= Task statement =
List the lines of this listing that hold the word "change".

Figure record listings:
┌──
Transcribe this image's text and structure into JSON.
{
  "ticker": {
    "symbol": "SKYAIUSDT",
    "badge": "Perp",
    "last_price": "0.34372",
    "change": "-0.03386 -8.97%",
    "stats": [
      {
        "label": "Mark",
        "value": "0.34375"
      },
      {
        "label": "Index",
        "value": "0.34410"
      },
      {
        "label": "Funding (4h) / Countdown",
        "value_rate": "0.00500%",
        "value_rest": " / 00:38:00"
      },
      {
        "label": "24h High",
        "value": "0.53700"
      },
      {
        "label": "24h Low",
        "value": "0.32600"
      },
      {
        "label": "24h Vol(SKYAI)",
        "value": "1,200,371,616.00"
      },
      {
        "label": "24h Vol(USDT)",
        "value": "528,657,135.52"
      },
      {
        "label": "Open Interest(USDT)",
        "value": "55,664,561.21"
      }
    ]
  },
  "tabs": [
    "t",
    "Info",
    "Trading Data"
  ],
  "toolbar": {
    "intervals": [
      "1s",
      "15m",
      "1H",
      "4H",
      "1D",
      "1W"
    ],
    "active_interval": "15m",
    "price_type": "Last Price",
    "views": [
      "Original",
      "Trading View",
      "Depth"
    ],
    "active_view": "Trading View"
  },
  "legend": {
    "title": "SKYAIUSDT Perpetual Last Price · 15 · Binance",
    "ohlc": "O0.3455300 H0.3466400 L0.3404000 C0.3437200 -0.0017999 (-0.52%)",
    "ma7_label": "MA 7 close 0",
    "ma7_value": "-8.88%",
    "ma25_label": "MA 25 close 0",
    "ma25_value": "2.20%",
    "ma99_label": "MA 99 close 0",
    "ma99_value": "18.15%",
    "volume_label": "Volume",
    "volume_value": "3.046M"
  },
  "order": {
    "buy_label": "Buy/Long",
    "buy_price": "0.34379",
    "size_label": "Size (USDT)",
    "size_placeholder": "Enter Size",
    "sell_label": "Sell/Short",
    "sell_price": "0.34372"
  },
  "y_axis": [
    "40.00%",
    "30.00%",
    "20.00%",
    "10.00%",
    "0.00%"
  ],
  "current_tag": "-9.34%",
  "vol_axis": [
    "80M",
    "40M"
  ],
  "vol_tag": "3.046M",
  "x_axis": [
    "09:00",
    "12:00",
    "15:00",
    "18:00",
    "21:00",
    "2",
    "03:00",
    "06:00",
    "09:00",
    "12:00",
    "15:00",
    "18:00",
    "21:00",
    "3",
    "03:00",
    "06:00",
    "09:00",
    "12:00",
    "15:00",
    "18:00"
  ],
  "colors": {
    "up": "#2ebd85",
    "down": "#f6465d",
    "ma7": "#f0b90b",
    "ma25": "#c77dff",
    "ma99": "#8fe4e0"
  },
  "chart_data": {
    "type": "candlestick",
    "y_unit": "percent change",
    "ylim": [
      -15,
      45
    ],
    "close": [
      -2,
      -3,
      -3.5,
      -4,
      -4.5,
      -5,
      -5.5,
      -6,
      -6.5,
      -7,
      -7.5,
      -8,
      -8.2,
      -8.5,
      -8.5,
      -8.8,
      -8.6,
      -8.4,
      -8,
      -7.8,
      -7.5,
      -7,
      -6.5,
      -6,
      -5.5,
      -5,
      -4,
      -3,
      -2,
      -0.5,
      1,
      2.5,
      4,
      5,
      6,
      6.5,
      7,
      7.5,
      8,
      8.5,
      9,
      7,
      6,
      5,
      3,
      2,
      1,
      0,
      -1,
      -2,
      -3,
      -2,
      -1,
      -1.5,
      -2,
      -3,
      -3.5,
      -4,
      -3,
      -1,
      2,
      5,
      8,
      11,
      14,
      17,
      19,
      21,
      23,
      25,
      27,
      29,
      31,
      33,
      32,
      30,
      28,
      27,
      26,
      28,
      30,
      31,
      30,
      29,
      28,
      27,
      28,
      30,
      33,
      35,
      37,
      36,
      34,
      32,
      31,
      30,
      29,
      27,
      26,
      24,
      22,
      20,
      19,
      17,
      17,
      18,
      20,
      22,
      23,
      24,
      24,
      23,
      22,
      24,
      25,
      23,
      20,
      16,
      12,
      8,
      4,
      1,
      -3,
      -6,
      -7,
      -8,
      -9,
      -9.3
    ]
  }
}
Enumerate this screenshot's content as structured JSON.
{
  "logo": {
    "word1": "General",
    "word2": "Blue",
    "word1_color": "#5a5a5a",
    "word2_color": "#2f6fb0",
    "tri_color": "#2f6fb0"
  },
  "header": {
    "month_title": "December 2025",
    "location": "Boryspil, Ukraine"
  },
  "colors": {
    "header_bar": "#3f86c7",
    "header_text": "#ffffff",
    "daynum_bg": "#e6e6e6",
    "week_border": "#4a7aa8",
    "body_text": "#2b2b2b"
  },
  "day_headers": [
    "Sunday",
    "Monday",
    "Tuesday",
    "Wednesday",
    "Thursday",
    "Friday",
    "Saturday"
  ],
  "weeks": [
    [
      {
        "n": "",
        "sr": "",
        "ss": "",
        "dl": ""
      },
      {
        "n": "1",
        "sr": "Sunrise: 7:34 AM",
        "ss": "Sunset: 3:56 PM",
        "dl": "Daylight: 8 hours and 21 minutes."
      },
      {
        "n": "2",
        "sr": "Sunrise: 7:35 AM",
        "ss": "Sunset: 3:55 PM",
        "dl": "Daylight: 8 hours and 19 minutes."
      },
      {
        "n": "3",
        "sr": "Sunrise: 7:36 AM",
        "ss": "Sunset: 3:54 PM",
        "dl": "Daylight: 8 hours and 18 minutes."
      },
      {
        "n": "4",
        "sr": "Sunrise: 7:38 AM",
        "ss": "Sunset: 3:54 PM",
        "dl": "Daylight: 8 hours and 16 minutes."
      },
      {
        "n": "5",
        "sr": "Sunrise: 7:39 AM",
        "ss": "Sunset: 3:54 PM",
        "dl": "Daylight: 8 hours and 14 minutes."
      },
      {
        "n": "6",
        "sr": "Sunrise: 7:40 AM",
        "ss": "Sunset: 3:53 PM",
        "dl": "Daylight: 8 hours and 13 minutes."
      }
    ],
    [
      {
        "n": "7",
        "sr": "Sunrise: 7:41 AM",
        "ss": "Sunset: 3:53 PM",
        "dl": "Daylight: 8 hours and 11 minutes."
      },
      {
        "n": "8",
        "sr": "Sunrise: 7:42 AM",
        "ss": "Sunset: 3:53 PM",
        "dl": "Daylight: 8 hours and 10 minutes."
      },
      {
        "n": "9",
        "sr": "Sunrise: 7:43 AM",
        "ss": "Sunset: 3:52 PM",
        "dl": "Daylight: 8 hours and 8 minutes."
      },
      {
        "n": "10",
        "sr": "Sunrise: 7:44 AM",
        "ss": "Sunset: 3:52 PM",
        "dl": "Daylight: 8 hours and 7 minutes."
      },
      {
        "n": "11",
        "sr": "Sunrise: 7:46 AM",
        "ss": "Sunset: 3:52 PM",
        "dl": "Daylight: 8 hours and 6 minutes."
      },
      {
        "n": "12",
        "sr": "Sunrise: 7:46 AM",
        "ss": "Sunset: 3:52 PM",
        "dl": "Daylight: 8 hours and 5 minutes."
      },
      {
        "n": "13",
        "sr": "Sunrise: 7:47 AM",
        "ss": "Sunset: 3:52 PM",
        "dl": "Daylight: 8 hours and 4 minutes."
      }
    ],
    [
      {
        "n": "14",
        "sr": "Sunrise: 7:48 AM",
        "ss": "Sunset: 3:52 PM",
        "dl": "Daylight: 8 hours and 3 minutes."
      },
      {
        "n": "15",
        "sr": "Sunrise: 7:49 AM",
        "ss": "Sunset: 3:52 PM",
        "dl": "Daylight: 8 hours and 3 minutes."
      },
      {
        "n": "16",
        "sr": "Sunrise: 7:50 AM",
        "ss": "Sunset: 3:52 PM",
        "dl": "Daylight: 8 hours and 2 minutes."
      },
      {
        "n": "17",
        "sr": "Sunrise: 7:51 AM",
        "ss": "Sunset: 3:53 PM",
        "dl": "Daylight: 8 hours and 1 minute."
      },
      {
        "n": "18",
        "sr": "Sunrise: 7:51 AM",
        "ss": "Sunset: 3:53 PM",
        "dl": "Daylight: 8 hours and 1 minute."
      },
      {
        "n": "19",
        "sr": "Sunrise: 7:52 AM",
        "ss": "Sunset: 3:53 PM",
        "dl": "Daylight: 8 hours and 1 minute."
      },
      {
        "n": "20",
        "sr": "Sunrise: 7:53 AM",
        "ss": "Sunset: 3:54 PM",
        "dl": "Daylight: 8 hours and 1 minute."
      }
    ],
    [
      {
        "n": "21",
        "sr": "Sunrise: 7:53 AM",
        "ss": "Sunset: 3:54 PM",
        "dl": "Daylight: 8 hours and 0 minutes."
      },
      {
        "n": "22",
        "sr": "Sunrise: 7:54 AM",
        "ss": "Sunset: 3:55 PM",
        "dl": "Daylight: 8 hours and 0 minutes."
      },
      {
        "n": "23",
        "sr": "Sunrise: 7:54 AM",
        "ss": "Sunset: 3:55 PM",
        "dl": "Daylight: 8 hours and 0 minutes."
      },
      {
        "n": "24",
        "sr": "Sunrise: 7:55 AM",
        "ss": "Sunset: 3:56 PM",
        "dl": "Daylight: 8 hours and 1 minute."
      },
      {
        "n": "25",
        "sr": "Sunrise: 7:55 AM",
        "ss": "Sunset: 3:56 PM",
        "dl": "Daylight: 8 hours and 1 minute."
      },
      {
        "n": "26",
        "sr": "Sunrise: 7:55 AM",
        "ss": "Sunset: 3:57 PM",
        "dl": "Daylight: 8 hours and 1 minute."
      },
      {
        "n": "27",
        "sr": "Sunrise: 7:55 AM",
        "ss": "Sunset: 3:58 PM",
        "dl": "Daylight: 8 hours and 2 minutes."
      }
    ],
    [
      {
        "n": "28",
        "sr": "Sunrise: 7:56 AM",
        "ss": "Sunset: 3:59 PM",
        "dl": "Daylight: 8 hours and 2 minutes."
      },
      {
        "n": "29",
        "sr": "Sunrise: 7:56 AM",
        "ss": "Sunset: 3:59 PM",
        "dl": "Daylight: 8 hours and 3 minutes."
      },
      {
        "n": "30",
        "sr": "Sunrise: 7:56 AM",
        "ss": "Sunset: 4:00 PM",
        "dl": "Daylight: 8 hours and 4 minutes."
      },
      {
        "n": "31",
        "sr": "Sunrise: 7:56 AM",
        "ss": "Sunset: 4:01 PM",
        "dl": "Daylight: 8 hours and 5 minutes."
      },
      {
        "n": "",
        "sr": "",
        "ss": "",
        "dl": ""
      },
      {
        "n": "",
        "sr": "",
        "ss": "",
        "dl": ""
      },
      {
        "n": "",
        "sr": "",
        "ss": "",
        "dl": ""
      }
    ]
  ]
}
└──
= Solution to this exercise =
    "change": "-0.03386 -8.97%",
    "y_unit": "percent change",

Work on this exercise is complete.